— WHAT YOU SHOULD DO —
Reproduce every one of the following entries verbatim, character for character, in the same order.

— MATERIAL PROVIDED —
· · · · ·
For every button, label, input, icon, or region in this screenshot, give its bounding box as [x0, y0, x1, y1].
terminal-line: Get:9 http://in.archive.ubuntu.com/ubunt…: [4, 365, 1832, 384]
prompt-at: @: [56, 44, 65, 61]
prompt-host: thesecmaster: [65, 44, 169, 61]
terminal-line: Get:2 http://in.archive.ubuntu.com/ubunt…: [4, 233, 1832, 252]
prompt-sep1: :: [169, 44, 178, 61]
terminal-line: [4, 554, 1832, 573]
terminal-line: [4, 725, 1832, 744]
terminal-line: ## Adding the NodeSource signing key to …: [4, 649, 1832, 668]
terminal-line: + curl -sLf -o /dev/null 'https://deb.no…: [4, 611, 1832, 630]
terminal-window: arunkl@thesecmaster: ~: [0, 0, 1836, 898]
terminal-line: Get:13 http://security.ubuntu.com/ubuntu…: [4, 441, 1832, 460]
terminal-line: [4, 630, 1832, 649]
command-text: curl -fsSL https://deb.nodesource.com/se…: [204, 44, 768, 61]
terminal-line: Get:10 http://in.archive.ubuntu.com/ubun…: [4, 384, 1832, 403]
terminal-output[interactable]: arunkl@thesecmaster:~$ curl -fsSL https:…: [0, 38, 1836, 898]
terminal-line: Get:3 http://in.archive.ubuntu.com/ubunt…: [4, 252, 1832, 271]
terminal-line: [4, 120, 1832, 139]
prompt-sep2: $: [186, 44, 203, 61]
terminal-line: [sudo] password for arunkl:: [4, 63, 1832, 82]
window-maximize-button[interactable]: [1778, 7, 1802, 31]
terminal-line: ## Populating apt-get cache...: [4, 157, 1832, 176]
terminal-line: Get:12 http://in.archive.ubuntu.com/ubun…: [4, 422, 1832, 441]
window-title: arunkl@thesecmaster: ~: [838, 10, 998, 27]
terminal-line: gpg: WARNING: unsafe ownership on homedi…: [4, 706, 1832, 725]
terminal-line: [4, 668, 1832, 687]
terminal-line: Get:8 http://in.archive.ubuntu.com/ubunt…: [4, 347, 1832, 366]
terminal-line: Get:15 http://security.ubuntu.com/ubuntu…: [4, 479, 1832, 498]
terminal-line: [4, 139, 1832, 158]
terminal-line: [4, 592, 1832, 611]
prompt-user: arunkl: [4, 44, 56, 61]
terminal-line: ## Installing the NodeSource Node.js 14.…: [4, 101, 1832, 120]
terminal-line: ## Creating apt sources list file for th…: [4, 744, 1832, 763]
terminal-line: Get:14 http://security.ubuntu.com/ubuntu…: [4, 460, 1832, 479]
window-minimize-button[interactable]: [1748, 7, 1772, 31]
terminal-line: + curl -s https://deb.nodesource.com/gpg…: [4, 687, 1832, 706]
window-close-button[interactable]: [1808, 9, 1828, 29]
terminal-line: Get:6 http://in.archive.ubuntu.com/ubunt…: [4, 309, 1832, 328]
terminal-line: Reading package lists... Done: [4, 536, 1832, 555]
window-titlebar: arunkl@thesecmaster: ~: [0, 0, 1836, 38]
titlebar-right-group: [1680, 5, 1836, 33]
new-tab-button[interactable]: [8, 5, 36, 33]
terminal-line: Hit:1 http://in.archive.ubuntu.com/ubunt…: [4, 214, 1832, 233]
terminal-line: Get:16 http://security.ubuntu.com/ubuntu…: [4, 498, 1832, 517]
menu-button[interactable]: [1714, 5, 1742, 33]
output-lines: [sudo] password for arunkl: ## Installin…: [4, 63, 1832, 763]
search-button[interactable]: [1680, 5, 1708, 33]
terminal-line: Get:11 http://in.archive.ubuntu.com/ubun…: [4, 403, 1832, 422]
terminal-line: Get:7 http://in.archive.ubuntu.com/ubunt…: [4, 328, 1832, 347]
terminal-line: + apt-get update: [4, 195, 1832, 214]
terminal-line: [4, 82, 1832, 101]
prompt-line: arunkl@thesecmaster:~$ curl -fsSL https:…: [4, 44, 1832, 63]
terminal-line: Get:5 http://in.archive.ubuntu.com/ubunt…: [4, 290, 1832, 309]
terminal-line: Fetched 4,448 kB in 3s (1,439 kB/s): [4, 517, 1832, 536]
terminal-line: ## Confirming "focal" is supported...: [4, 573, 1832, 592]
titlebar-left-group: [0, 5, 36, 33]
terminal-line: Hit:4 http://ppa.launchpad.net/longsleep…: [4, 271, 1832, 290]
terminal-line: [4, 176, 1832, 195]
· · · · ·
— RESPONSE TO THE TASK —
For every button, label, input, icon, or region in this screenshot, give its bounding box as [x0, y0, x1, y1].
terminal-line: Get:9 http://in.archive.ubuntu.com/ubunt…: [4, 365, 1832, 384]
prompt-at: @: [56, 44, 65, 61]
prompt-host: thesecmaster: [65, 44, 169, 61]
terminal-line: Get:2 http://in.archive.ubuntu.com/ubunt…: [4, 233, 1832, 252]
prompt-sep1: :: [169, 44, 178, 61]
terminal-line: [4, 554, 1832, 573]
terminal-line: [4, 725, 1832, 744]
terminal-line: ## Adding the NodeSource signing key to …: [4, 649, 1832, 668]
terminal-line: + curl -sLf -o /dev/null 'https://deb.no…: [4, 611, 1832, 630]
terminal-window: arunkl@thesecmaster: ~: [0, 0, 1836, 898]
terminal-line: Get:13 http://security.ubuntu.com/ubuntu…: [4, 441, 1832, 460]
terminal-line: [4, 630, 1832, 649]
command-text: curl -fsSL https://deb.nodesource.com/se…: [204, 44, 768, 61]
terminal-line: Get:10 http://in.archive.ubuntu.com/ubun…: [4, 384, 1832, 403]
terminal-output[interactable]: arunkl@thesecmaster:~$ curl -fsSL https:…: [0, 38, 1836, 898]
terminal-line: Get:3 http://in.archive.ubuntu.com/ubunt…: [4, 252, 1832, 271]
terminal-line: [4, 120, 1832, 139]
prompt-sep2: $: [186, 44, 203, 61]
terminal-line: [sudo] password for arunkl:: [4, 63, 1832, 82]
window-maximize-button[interactable]: [1778, 7, 1802, 31]
terminal-line: ## Populating apt-get cache...: [4, 157, 1832, 176]
terminal-line: Get:12 http://in.archive.ubuntu.com/ubun…: [4, 422, 1832, 441]
window-title: arunkl@thesecmaster: ~: [838, 10, 998, 27]
terminal-line: gpg: WARNING: unsafe ownership on homedi…: [4, 706, 1832, 725]
terminal-line: [4, 668, 1832, 687]
terminal-line: Get:8 http://in.archive.ubuntu.com/ubunt…: [4, 347, 1832, 366]
terminal-line: Get:15 http://security.ubuntu.com/ubuntu…: [4, 479, 1832, 498]
terminal-line: [4, 139, 1832, 158]
terminal-line: [4, 592, 1832, 611]
prompt-user: arunkl: [4, 44, 56, 61]
terminal-line: ## Installing the NodeSource Node.js 14.…: [4, 101, 1832, 120]
terminal-line: ## Creating apt sources list file for th…: [4, 744, 1832, 763]
terminal-line: Get:14 http://security.ubuntu.com/ubuntu…: [4, 460, 1832, 479]
window-minimize-button[interactable]: [1748, 7, 1772, 31]
terminal-line: + curl -s https://deb.nodesource.com/gpg…: [4, 687, 1832, 706]
window-close-button[interactable]: [1808, 9, 1828, 29]
terminal-line: Get:6 http://in.archive.ubuntu.com/ubunt…: [4, 309, 1832, 328]
terminal-line: Reading package lists... Done: [4, 536, 1832, 555]
window-titlebar: arunkl@thesecmaster: ~: [0, 0, 1836, 38]
titlebar-right-group: [1680, 5, 1836, 33]
new-tab-button[interactable]: [8, 5, 36, 33]
terminal-line: Hit:1 http://in.archive.ubuntu.com/ubunt…: [4, 214, 1832, 233]
terminal-line: Get:16 http://security.ubuntu.com/ubuntu…: [4, 498, 1832, 517]
menu-button[interactable]: [1714, 5, 1742, 33]
output-lines: [sudo] password for arunkl: ## Installin…: [4, 63, 1832, 763]
search-button[interactable]: [1680, 5, 1708, 33]
terminal-line: Get:11 http://in.archive.ubuntu.com/ubun…: [4, 403, 1832, 422]
terminal-line: Get:7 http://in.archive.ubuntu.com/ubunt…: [4, 328, 1832, 347]
terminal-line: + apt-get update: [4, 195, 1832, 214]
terminal-line: [4, 82, 1832, 101]
prompt-line: arunkl@thesecmaster:~$ curl -fsSL https:…: [4, 44, 1832, 63]
terminal-line: Get:5 http://in.archive.ubuntu.com/ubunt…: [4, 290, 1832, 309]
terminal-line: Fetched 4,448 kB in 3s (1,439 kB/s): [4, 517, 1832, 536]
terminal-line: ## Confirming "focal" is supported...: [4, 573, 1832, 592]
titlebar-left-group: [0, 5, 36, 33]
terminal-line: Hit:4 http://ppa.launchpad.net/longsleep…: [4, 271, 1832, 290]
terminal-line: [4, 176, 1832, 195]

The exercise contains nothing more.